■ Stated task:
Restate every line of the material, word for word.

■ Material for this exercise:
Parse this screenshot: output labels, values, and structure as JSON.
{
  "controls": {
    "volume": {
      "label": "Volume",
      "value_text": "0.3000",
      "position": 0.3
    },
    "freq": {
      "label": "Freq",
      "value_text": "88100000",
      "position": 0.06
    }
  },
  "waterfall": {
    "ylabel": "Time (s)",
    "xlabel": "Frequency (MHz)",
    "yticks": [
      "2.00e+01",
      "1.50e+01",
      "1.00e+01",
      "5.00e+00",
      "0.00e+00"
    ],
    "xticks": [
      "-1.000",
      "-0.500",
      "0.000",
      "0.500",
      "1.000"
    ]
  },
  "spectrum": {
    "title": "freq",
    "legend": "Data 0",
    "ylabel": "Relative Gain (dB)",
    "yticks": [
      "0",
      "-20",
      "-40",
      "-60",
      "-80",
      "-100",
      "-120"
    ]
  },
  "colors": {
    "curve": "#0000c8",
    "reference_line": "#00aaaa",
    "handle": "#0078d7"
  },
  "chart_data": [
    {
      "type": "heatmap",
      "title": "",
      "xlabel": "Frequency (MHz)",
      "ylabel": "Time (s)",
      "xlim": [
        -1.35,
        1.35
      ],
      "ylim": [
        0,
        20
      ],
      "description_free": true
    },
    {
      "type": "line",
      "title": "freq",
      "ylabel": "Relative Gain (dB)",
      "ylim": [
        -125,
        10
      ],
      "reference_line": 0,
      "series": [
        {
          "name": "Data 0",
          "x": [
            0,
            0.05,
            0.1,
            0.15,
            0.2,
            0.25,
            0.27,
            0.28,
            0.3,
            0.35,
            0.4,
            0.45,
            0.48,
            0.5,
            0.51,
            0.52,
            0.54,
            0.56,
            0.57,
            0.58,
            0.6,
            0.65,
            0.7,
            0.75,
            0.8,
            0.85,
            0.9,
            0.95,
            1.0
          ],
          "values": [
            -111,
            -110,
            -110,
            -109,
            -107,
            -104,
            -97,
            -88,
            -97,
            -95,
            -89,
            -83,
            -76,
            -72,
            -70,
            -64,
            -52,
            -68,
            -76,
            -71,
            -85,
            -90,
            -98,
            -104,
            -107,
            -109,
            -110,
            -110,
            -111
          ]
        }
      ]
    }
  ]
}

■ Final result:
Parse this screenshot: output labels, values, and structure as JSON.
{
  "controls": {
    "volume": {
      "label": "Volume",
      "value_text": "0.3000",
      "position": 0.3
    },
    "freq": {
      "label": "Freq",
      "value_text": "88100000",
      "position": 0.06
    }
  },
  "waterfall": {
    "ylabel": "Time (s)",
    "xlabel": "Frequency (MHz)",
    "yticks": [
      "2.00e+01",
      "1.50e+01",
      "1.00e+01",
      "5.00e+00",
      "0.00e+00"
    ],
    "xticks": [
      "-1.000",
      "-0.500",
      "0.000",
      "0.500",
      "1.000"
    ]
  },
  "spectrum": {
    "title": "freq",
    "legend": "Data 0",
    "ylabel": "Relative Gain (dB)",
    "yticks": [
      "0",
      "-20",
      "-40",
      "-60",
      "-80",
      "-100",
      "-120"
    ]
  },
  "colors": {
    "curve": "#0000c8",
    "reference_line": "#00aaaa",
    "handle": "#0078d7"
  },
  "chart_data": [
    {
      "type": "heatmap",
      "title": "",
      "xlabel": "Frequency (MHz)",
      "ylabel": "Time (s)",
      "xlim": [
        -1.35,
        1.35
      ],
      "ylim": [
        0,
        20
      ],
      "description_free": true
    },
    {
      "type": "line",
      "title": "freq",
      "ylabel": "Relative Gain (dB)",
      "ylim": [
        -125,
        10
      ],
      "reference_line": 0,
      "series": [
        {
          "name": "Data 0",
          "x": [
            0,
            0.05,
            0.1,
            0.15,
            0.2,
            0.25,
            0.27,
            0.28,
            0.3,
            0.35,
            0.4,
            0.45,
            0.48,
            0.5,
            0.51,
            0.52,
            0.54,
            0.56,
            0.57,
            0.58,
            0.6,
            0.65,
            0.7,
            0.75,
            0.8,
            0.85,
            0.9,
            0.95,
            1.0
          ],
          "values": [
            -111,
            -110,
            -110,
            -109,
            -107,
            -104,
            -97,
            -88,
            -97,
            -95,
            -89,
            -83,
            -76,
            -72,
            -70,
            -64,
            -52,
            -68,
            -76,
            -71,
            -85,
            -90,
            -98,
            -104,
            -107,
            -109,
            -110,
            -110,
            -111
          ]
        }
      ]
    }
  ]
}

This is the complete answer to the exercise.